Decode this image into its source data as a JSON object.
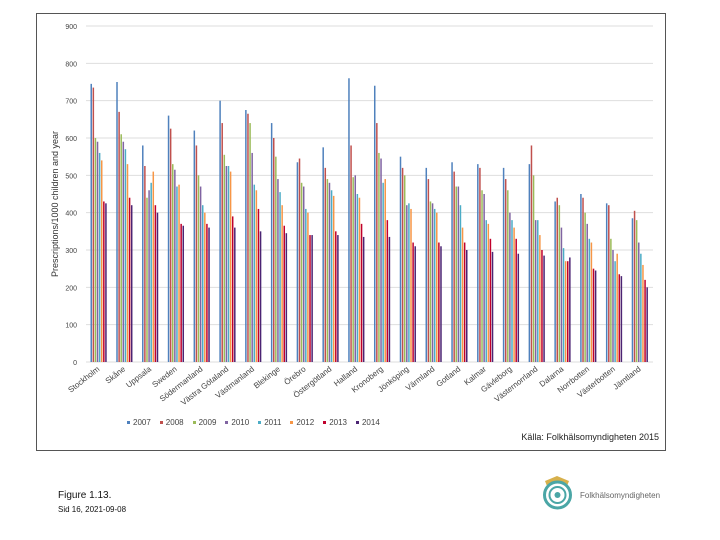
{
  "chart_data": {
    "type": "bar",
    "title": "",
    "xlabel": "",
    "ylabel": "Prescriptions/1000 children and year",
    "ylim": [
      0,
      900
    ],
    "yticks": [
      0,
      100,
      200,
      300,
      400,
      500,
      600,
      700,
      800,
      900
    ],
    "grid": true,
    "legend_position": "bottom",
    "categories": [
      "Stockholm",
      "Skåne",
      "Uppsala",
      "Sweden",
      "Södermanland",
      "Västra Götaland",
      "Västmanland",
      "Blekinge",
      "Örebro",
      "Östergötland",
      "Halland",
      "Kronoberg",
      "Jönköping",
      "Värmland",
      "Gotland",
      "Kalmar",
      "Gävleborg",
      "Västernorrland",
      "Dalarna",
      "Norrbotten",
      "Västerbotten",
      "Jämtland"
    ],
    "series": [
      {
        "name": "2007",
        "color": "#4f81bd",
        "values": [
          745,
          750,
          580,
          660,
          620,
          700,
          675,
          640,
          535,
          575,
          760,
          740,
          550,
          520,
          535,
          530,
          520,
          530,
          430,
          450,
          425,
          385
        ]
      },
      {
        "name": "2008",
        "color": "#c0504d",
        "values": [
          735,
          670,
          525,
          625,
          580,
          640,
          665,
          600,
          545,
          520,
          580,
          640,
          520,
          490,
          510,
          520,
          490,
          580,
          440,
          440,
          420,
          405
        ]
      },
      {
        "name": "2009",
        "color": "#9bbb59",
        "values": [
          600,
          610,
          440,
          530,
          500,
          555,
          640,
          550,
          480,
          490,
          495,
          560,
          500,
          430,
          470,
          460,
          460,
          500,
          420,
          400,
          330,
          380
        ]
      },
      {
        "name": "2010",
        "color": "#8064a2",
        "values": [
          590,
          590,
          460,
          515,
          470,
          525,
          560,
          490,
          470,
          480,
          500,
          545,
          420,
          425,
          470,
          450,
          400,
          380,
          360,
          370,
          300,
          320
        ]
      },
      {
        "name": "2011",
        "color": "#4bacc6",
        "values": [
          560,
          570,
          480,
          470,
          420,
          525,
          475,
          455,
          410,
          460,
          450,
          480,
          425,
          410,
          420,
          380,
          380,
          380,
          305,
          330,
          270,
          290
        ]
      },
      {
        "name": "2012",
        "color": "#f79646",
        "values": [
          540,
          530,
          510,
          475,
          400,
          510,
          460,
          420,
          400,
          445,
          440,
          490,
          410,
          400,
          360,
          370,
          360,
          340,
          270,
          320,
          290,
          260
        ]
      },
      {
        "name": "2013",
        "color": "#c0002c",
        "values": [
          430,
          440,
          420,
          370,
          370,
          390,
          410,
          365,
          340,
          350,
          370,
          380,
          320,
          320,
          320,
          330,
          330,
          300,
          270,
          250,
          235,
          220
        ]
      },
      {
        "name": "2014",
        "color": "#4b2473",
        "values": [
          425,
          420,
          400,
          365,
          360,
          360,
          350,
          345,
          340,
          340,
          335,
          335,
          310,
          310,
          300,
          295,
          290,
          285,
          280,
          245,
          230,
          200
        ]
      }
    ]
  },
  "legend": {
    "entries": [
      "2007",
      "2008",
      "2009",
      "2010",
      "2011",
      "2012",
      "2013",
      "2014"
    ]
  },
  "source": "Källa: Folkhälsomyndigheten 2015",
  "figure_label": "Figure 1.13.",
  "page_label": "Sid 16, 2021-09-08",
  "logo": {
    "text": "Folkhälsomyndigheten",
    "name": "folkhalsomyndigheten-logo"
  }
}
--
## Task goal:
Find every line in the records above that contains the word "Folkhälsomyndigheten", and copy each one.

## Task output:
  "source": "Källa: Folkhälsomyndigheten 2015",
    "text": "Folkhälsomyndigheten",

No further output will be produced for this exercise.